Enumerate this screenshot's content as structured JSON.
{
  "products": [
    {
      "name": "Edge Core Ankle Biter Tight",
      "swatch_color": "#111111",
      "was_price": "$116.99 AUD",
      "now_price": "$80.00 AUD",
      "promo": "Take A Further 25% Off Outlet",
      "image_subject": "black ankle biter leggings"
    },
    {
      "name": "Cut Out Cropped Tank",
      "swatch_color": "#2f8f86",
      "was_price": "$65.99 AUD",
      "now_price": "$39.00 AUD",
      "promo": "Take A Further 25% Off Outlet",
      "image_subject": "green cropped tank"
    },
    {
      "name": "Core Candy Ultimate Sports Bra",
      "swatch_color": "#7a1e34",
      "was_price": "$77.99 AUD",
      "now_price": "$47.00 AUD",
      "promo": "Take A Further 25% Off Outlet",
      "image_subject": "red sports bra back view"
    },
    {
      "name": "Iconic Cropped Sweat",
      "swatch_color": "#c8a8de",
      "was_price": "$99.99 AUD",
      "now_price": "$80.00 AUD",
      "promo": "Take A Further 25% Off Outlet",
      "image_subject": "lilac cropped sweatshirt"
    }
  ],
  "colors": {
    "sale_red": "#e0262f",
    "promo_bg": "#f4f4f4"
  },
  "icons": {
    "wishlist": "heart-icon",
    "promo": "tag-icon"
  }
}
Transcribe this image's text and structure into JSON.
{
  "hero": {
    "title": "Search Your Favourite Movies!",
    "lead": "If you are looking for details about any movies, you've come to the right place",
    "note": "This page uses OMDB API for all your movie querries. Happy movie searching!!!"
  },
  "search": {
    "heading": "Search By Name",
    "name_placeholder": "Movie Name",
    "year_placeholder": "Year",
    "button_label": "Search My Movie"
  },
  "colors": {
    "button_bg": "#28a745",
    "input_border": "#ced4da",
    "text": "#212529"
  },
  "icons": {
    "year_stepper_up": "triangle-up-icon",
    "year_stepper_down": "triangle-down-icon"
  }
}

···

→ Task objective: Extract all of the data above and output it character for character.

→ Answer to the problem:
Enumerate this screenshot's content as structured JSON.
{
  "products": [
    {
      "name": "Edge Core Ankle Biter Tight",
      "swatch_color": "#111111",
      "was_price": "$116.99 AUD",
      "now_price": "$80.00 AUD",
      "promo": "Take A Further 25% Off Outlet",
      "image_subject": "black ankle biter leggings"
    },
    {
      "name": "Cut Out Cropped Tank",
      "swatch_color": "#2f8f86",
      "was_price": "$65.99 AUD",
      "now_price": "$39.00 AUD",
      "promo": "Take A Further 25% Off Outlet",
      "image_subject": "green cropped tank"
    },
    {
      "name": "Core Candy Ultimate Sports Bra",
      "swatch_color": "#7a1e34",
      "was_price": "$77.99 AUD",
      "now_price": "$47.00 AUD",
      "promo": "Take A Further 25% Off Outlet",
      "image_subject": "red sports bra back view"
    },
    {
      "name": "Iconic Cropped Sweat",
      "swatch_color": "#c8a8de",
      "was_price": "$99.99 AUD",
      "now_price": "$80.00 AUD",
      "promo": "Take A Further 25% Off Outlet",
      "image_subject": "lilac cropped sweatshirt"
    }
  ],
  "colors": {
    "sale_red": "#e0262f",
    "promo_bg": "#f4f4f4"
  },
  "icons": {
    "wishlist": "heart-icon",
    "promo": "tag-icon"
  }
}
Transcribe this image's text and structure into JSON.
{
  "hero": {
    "title": "Search Your Favourite Movies!",
    "lead": "If you are looking for details about any movies, you've come to the right place",
    "note": "This page uses OMDB API for all your movie querries. Happy movie searching!!!"
  },
  "search": {
    "heading": "Search By Name",
    "name_placeholder": "Movie Name",
    "year_placeholder": "Year",
    "button_label": "Search My Movie"
  },
  "colors": {
    "button_bg": "#28a745",
    "input_border": "#ced4da",
    "text": "#212529"
  },
  "icons": {
    "year_stepper_up": "triangle-up-icon",
    "year_stepper_down": "triangle-down-icon"
  }
}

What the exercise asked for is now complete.